* Set exercise:
Select and reproduce each line of the listing below that bears the string "caption".

* The records:
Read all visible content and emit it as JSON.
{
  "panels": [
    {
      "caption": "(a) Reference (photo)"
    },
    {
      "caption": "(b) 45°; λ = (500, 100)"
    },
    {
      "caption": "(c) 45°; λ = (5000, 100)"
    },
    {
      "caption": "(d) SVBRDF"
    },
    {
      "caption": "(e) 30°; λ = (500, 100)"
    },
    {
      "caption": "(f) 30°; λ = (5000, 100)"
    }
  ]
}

* Solution to this task:
      "caption": "(a) Reference (photo)"
      "caption": "(b) 45°; λ = (500, 100)"
      "caption": "(c) 45°; λ = (5000, 100)"
      "caption": "(d) SVBRDF"
      "caption": "(e) 30°; λ = (500, 100)"
      "caption": "(f) 30°; λ = (5000, 100)"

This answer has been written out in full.